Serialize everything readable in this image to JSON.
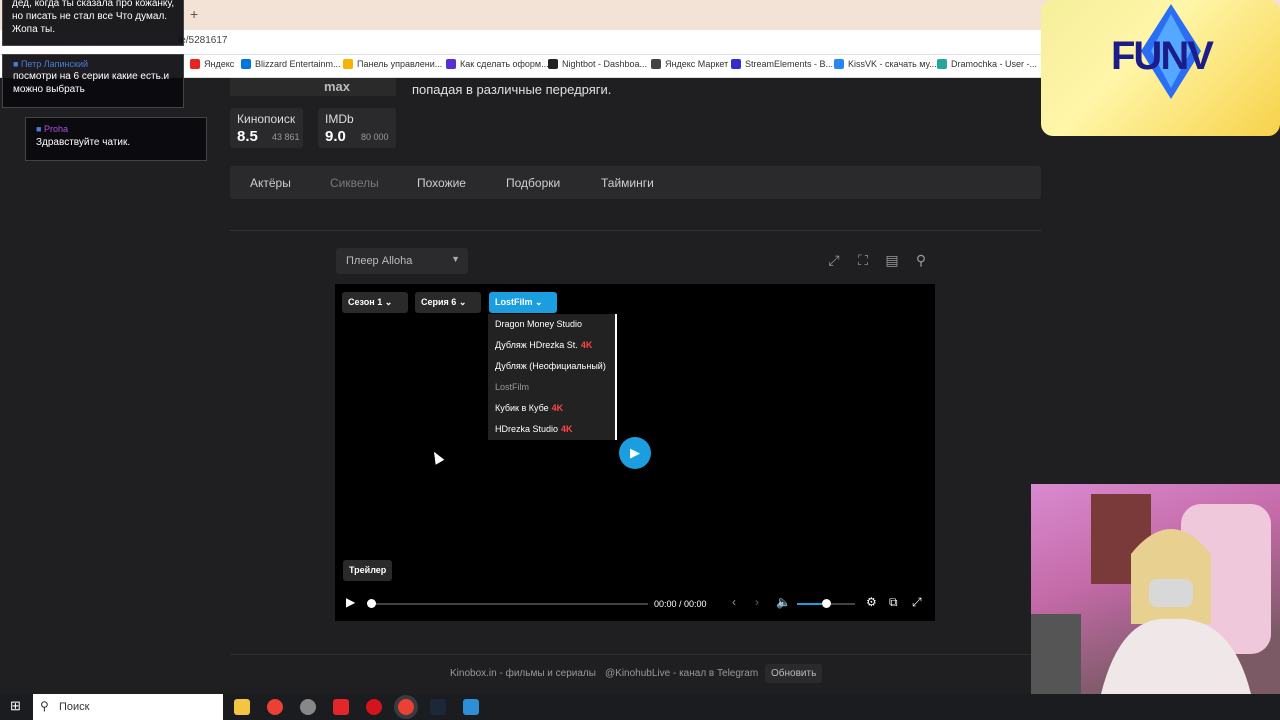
{
  "browser": {
    "url_fragment": "ie/5281617",
    "bookmarks": [
      {
        "label": "Яндекс",
        "color": "#e52620"
      },
      {
        "label": "Blizzard Entertainm...",
        "color": "#0074e0"
      },
      {
        "label": "Панель управлени...",
        "color": "#f5b400"
      },
      {
        "label": "Как сделать оформ...",
        "color": "#5a2ed6"
      },
      {
        "label": "Nightbot - Dashboa...",
        "color": "#222222"
      },
      {
        "label": "Яндекс Маркет",
        "color": "#444444"
      },
      {
        "label": "StreamElements - B...",
        "color": "#3a2bd0"
      },
      {
        "label": "KissVK - скачать му...",
        "color": "#2787f5"
      },
      {
        "label": "Dramochka - User -...",
        "color": "#26a69a"
      }
    ]
  },
  "movie": {
    "poster_text": "max",
    "description": "попадая в различные передряги.",
    "ratings": [
      {
        "source": "Кинопоиск",
        "value": "8.5",
        "count": "43 861"
      },
      {
        "source": "IMDb",
        "value": "9.0",
        "count": "80 000"
      }
    ],
    "tabs": [
      "Актёры",
      "Сиквелы",
      "Похожие",
      "Подборки",
      "Тайминги"
    ]
  },
  "player": {
    "selector": "Плеер Alloha",
    "season": "Сезон 1",
    "episode": "Серия 6",
    "voice": "LostFilm",
    "voices": [
      {
        "name": "Dragon Money Studio",
        "badge": ""
      },
      {
        "name": "Дубляж HDrezka St.",
        "badge": "4K"
      },
      {
        "name": "Дубляж (Неофициальный)",
        "badge": ""
      },
      {
        "name": "LostFilm",
        "badge": ""
      },
      {
        "name": "Кубик в Кубе",
        "badge": "4K"
      },
      {
        "name": "HDrezka Studio",
        "badge": "4K"
      }
    ],
    "trailer": "Трейлер",
    "time": "00:00 / 00:00",
    "progress": 0,
    "volume": 0.5,
    "accent": "#1a9ee0"
  },
  "footer": {
    "site": "Kinobox.in - фильмы и сериалы",
    "telegram": "@KinohubLive - канал в Telegram",
    "refresh": "Обновить"
  },
  "chat": [
    {
      "user": "",
      "message": "дед, когда ты сказала про кожанку, но писать не стал все Что думал. Жопа ты."
    },
    {
      "user": "Петр Лапинский",
      "message": "посмотри на 6 серии какие есть.и можно выбрать"
    },
    {
      "user": "Proha",
      "message": "Здравствуйте чатик."
    }
  ],
  "stream_logo": "FUNV",
  "taskbar": {
    "search_placeholder": "Поиск"
  }
}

__________

* _Given instruction_
Your copy of the data should match it exactly, except that pictures are left out.

* _Output of the exercise_
Serialize everything readable in this image to JSON.
{
  "browser": {
    "url_fragment": "ie/5281617",
    "bookmarks": [
      {
        "label": "Яндекс",
        "color": "#e52620"
      },
      {
        "label": "Blizzard Entertainm...",
        "color": "#0074e0"
      },
      {
        "label": "Панель управлени...",
        "color": "#f5b400"
      },
      {
        "label": "Как сделать оформ...",
        "color": "#5a2ed6"
      },
      {
        "label": "Nightbot - Dashboa...",
        "color": "#222222"
      },
      {
        "label": "Яндекс Маркет",
        "color": "#444444"
      },
      {
        "label": "StreamElements - B...",
        "color": "#3a2bd0"
      },
      {
        "label": "KissVK - скачать му...",
        "color": "#2787f5"
      },
      {
        "label": "Dramochka - User -...",
        "color": "#26a69a"
      }
    ]
  },
  "movie": {
    "poster_text": "max",
    "description": "попадая в различные передряги.",
    "ratings": [
      {
        "source": "Кинопоиск",
        "value": "8.5",
        "count": "43 861"
      },
      {
        "source": "IMDb",
        "value": "9.0",
        "count": "80 000"
      }
    ],
    "tabs": [
      "Актёры",
      "Сиквелы",
      "Похожие",
      "Подборки",
      "Тайминги"
    ]
  },
  "player": {
    "selector": "Плеер Alloha",
    "season": "Сезон 1",
    "episode": "Серия 6",
    "voice": "LostFilm",
    "voices": [
      {
        "name": "Dragon Money Studio",
        "badge": ""
      },
      {
        "name": "Дубляж HDrezka St.",
        "badge": "4K"
      },
      {
        "name": "Дубляж (Неофициальный)",
        "badge": ""
      },
      {
        "name": "LostFilm",
        "badge": ""
      },
      {
        "name": "Кубик в Кубе",
        "badge": "4K"
      },
      {
        "name": "HDrezka Studio",
        "badge": "4K"
      }
    ],
    "trailer": "Трейлер",
    "time": "00:00 / 00:00",
    "progress": 0,
    "volume": 0.5,
    "accent": "#1a9ee0"
  },
  "footer": {
    "site": "Kinobox.in - фильмы и сериалы",
    "telegram": "@KinohubLive - канал в Telegram",
    "refresh": "Обновить"
  },
  "chat": [
    {
      "user": "",
      "message": "дед, когда ты сказала про кожанку, но писать не стал все Что думал. Жопа ты."
    },
    {
      "user": "Петр Лапинский",
      "message": "посмотри на 6 серии какие есть.и можно выбрать"
    },
    {
      "user": "Proha",
      "message": "Здравствуйте чатик."
    }
  ],
  "stream_logo": "FUNV",
  "taskbar": {
    "search_placeholder": "Поиск"
  }
}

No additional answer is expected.